# [Your instructions]
Pick every line from the data that holds the word "selected".

# [Raw data]
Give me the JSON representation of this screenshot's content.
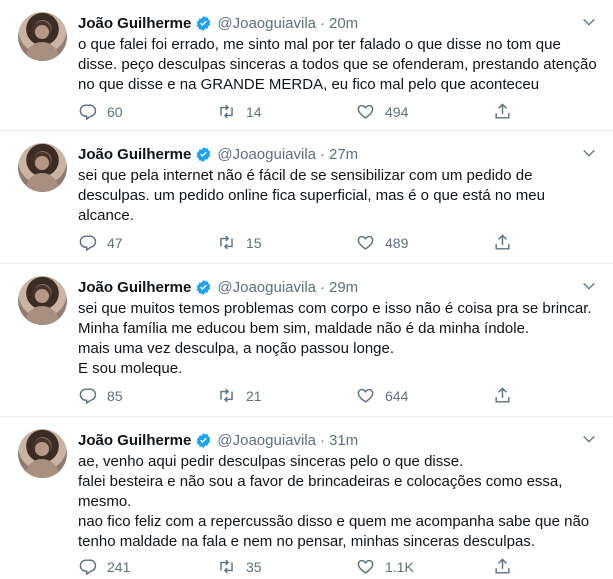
{
  "tweets": [
    {
      "name": "João Guilherme",
      "handle": "@Joaoguiavila",
      "dot": "·",
      "time": "20m",
      "lines": [
        "o que falei foi errado, me sinto mal por ter falado o que disse no tom que",
        "disse. peço desculpas sinceras a todos que se ofenderam, prestando atenção",
        "no que disse e na GRANDE MERDA, eu fico mal pelo que aconteceu"
      ],
      "replies": "60",
      "retweets": "14",
      "likes": "494"
    },
    {
      "name": "João Guilherme",
      "handle": "@Joaoguiavila",
      "dot": "·",
      "time": "27m",
      "lines": [
        "sei que pela internet não é fácil de se sensibilizar com um pedido de",
        "desculpas. um pedido online fica superficial, mas é o que está no meu",
        "alcance."
      ],
      "replies": "47",
      "retweets": "15",
      "likes": "489"
    },
    {
      "name": "João Guilherme",
      "handle": "@Joaoguiavila",
      "dot": "·",
      "time": "29m",
      "lines": [
        "sei que muitos temos problemas com corpo e isso não é coisa pra se brincar.",
        "Minha família me educou bem sim, maldade não é da minha índole.",
        "mais uma vez desculpa, a noção passou longe.",
        "E sou moleque."
      ],
      "replies": "85",
      "retweets": "21",
      "likes": "644"
    },
    {
      "name": "João Guilherme",
      "handle": "@Joaoguiavila",
      "dot": "·",
      "time": "31m",
      "lines": [
        "ae, venho aqui pedir desculpas sinceras pelo o que disse.",
        "falei besteira e não sou a favor de brincadeiras e colocações como essa,",
        "mesmo.",
        "nao fico feliz com a repercussão disso e quem me acompanha sabe que não",
        "tenho maldade na fala e nem no pensar, minhas sinceras desculpas."
      ],
      "replies": "241",
      "retweets": "35",
      "likes": "1.1K"
    }
  ],
  "icons": {
    "verified": "verified-badge-icon",
    "caret": "chevron-down-icon",
    "reply": "reply-icon",
    "retweet": "retweet-icon",
    "like": "like-icon",
    "share": "share-icon"
  },
  "colors": {
    "verified": "#1da1f2",
    "secondary_text": "#5b7083",
    "divider": "#e6ecf0"
  }
}
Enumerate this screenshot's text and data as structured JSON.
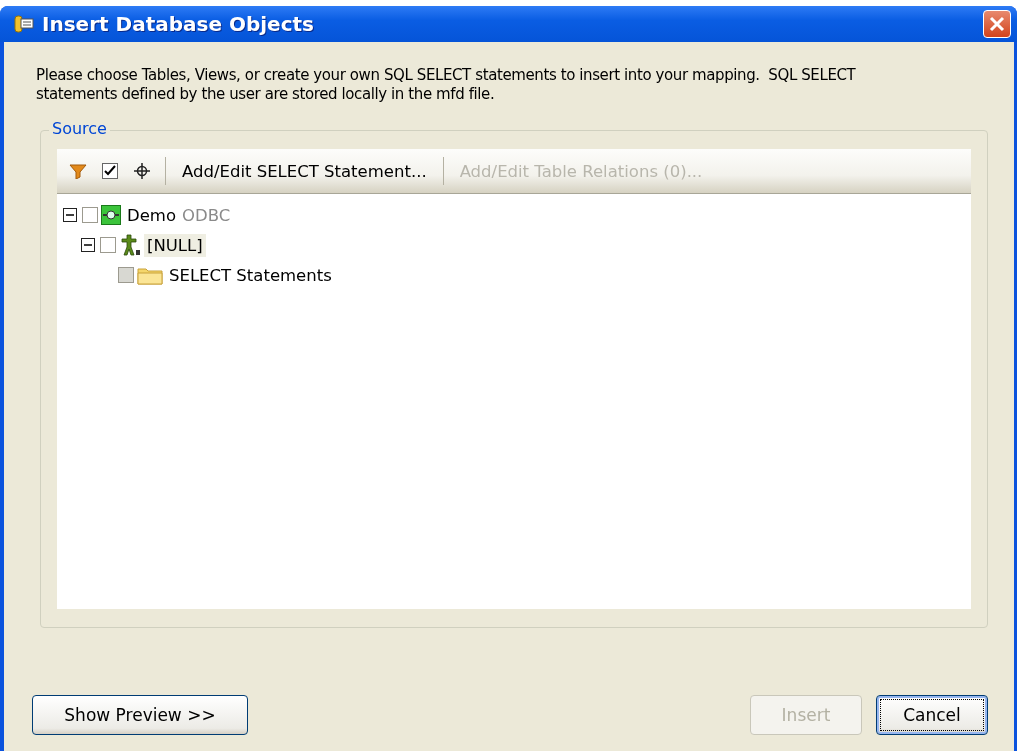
{
  "window": {
    "title": "Insert Database Objects"
  },
  "description": "Please choose Tables, Views, or create your own SQL SELECT statements to insert into your mapping.  SQL SELECT statements defined by the user are stored locally in the mfd file.",
  "source": {
    "label": "Source",
    "toolbar": [
      {
        "kind": "filter"
      },
      {
        "kind": "check"
      },
      {
        "kind": "crosshair"
      },
      {
        "kind": "separator"
      },
      {
        "kind": "button",
        "label": "Add/Edit SELECT Statement...",
        "disabled": false
      },
      {
        "kind": "separator"
      },
      {
        "kind": "button",
        "label": "Add/Edit Table Relations (0)...",
        "disabled": true
      }
    ],
    "tree": [
      {
        "kind": "datasource",
        "label": "Demo",
        "detail": "ODBC",
        "expanded": true,
        "checked": false,
        "disabled": false,
        "selected": false,
        "children": [
          {
            "kind": "schema",
            "label": "[NULL]",
            "expanded": true,
            "checked": false,
            "disabled": false,
            "selected": true,
            "children": [
              {
                "kind": "folder",
                "label": "SELECT Statements",
                "checked": false,
                "disabled": true,
                "selected": false
              }
            ]
          }
        ]
      }
    ]
  },
  "buttons": [
    {
      "label": "Show Preview >>",
      "disabled": false,
      "default": false
    },
    {
      "label": "Insert",
      "disabled": true,
      "default": false
    },
    {
      "label": "Cancel",
      "disabled": false,
      "default": true
    }
  ]
}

# [Full answer]
        "selected": false,
            "selected": true,
                "selected": false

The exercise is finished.